> [AIM A]: Copy the records word for word, from their first line through the line that contains "x-tick-label: 3%: [618, 515, 655, 540]", including both of those lines.

> [GIVEN TEXT]:
>>>
Director-Jovanka Vuckovic, Annie Clark, Roxanne Benjamin, Karyn Kusama
Starring-Natalie Brown, Melanie Lynskey
Scott’s Review #677
Reviewed September 1, 2017
XX is a 2017 American anthology film consisting of four unique horror vignette’s all directed by female directors- a brazen feat in itself as this gender is too often under-represented in the genre. The chapters do not always make complete sense, but what they do achieve is a creative, unpredictable edge and a feeling of having watched something of substance. Surely, another anomaly is that each features a female lead, giving the film as a whole a measure of female empowerment.
<<<
> [DATA SUPPLIED]:
>>>
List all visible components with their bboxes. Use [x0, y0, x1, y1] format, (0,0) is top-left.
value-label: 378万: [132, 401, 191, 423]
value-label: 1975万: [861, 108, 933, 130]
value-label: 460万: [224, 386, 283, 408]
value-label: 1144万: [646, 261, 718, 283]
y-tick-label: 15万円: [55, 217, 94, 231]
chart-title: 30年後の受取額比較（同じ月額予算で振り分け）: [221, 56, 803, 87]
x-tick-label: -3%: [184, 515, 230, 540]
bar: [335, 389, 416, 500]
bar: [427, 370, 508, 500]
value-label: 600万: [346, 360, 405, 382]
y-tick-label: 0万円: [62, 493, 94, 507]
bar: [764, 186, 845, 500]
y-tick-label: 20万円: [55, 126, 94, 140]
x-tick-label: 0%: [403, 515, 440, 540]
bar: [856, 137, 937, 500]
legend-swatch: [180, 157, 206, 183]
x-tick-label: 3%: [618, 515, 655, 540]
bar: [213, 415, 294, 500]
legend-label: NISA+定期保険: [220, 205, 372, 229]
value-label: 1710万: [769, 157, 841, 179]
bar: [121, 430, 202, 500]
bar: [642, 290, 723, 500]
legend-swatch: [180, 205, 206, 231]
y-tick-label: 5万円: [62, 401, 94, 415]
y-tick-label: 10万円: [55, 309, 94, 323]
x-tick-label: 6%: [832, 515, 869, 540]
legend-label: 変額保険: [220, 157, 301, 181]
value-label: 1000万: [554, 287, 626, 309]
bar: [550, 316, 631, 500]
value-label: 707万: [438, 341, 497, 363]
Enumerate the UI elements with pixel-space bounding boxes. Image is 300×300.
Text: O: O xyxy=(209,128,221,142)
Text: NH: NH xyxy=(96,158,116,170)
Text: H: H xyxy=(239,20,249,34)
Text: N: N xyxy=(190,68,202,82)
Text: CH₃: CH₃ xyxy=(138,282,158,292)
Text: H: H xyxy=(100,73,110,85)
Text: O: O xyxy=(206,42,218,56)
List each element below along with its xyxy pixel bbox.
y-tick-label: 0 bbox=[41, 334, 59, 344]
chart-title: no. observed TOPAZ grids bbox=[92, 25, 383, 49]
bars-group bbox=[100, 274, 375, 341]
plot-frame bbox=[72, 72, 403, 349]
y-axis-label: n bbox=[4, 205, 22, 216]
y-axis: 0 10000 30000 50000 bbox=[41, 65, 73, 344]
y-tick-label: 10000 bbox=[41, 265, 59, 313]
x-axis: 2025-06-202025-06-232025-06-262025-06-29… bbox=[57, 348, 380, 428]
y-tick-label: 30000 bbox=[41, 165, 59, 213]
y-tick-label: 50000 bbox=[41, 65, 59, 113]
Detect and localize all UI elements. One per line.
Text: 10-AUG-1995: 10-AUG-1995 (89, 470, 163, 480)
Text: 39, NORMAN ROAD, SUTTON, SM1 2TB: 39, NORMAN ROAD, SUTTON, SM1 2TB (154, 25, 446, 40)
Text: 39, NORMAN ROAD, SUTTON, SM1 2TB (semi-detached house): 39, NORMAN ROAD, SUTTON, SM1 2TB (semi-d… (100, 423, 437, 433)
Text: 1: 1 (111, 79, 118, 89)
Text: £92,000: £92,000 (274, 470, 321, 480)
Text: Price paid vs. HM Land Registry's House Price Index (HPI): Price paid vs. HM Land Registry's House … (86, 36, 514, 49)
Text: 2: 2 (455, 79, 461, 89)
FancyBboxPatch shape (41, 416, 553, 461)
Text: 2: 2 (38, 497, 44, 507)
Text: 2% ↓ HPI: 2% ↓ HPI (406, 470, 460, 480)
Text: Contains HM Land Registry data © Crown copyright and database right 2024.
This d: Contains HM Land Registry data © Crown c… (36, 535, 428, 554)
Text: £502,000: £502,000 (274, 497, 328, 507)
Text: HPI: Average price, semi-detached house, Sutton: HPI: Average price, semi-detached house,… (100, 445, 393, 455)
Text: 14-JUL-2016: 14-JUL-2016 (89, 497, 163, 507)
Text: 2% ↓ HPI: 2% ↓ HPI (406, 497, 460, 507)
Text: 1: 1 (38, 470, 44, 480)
<<<
> [AIM B]: Restate the film review word for word, from start to finish.

> [EXPECTED ANSWER A]:
List all visible components with their bboxes. Use [x0, y0, x1, y1] format, (0,0) is top-left.
value-label: 378万: [132, 401, 191, 423]
value-label: 1975万: [861, 108, 933, 130]
value-label: 460万: [224, 386, 283, 408]
value-label: 1144万: [646, 261, 718, 283]
y-tick-label: 15万円: [55, 217, 94, 231]
chart-title: 30年後の受取額比較（同じ月額予算で振り分け）: [221, 56, 803, 87]
x-tick-label: -3%: [184, 515, 230, 540]
bar: [335, 389, 416, 500]
bar: [427, 370, 508, 500]
value-label: 600万: [346, 360, 405, 382]
y-tick-label: 0万円: [62, 493, 94, 507]
bar: [764, 186, 845, 500]
y-tick-label: 20万円: [55, 126, 94, 140]
x-tick-label: 0%: [403, 515, 440, 540]
bar: [856, 137, 937, 500]
legend-swatch: [180, 157, 206, 183]
x-tick-label: 3%: [618, 515, 655, 540]

> [EXPECTED ANSWER B]:
Director-Jovanka Vuckovic, Annie Clark, Roxanne Benjamin, Karyn Kusama
Starring-Natalie Brown, Melanie Lynskey
Scott’s Review #677
Reviewed September 1, 2017
XX is a 2017 American anthology film consisting of four unique horror vignette’s all directed by female directors- a brazen feat in itself as this gender is too often under-represented in the genre. The chapters do not always make complete sense, but what they do achieve is a creative, unpredictable edge and a feeling of having watched something of substance. Surely, another anomaly is that each features a female lead, giving the film as a whole a measure of female empowerment.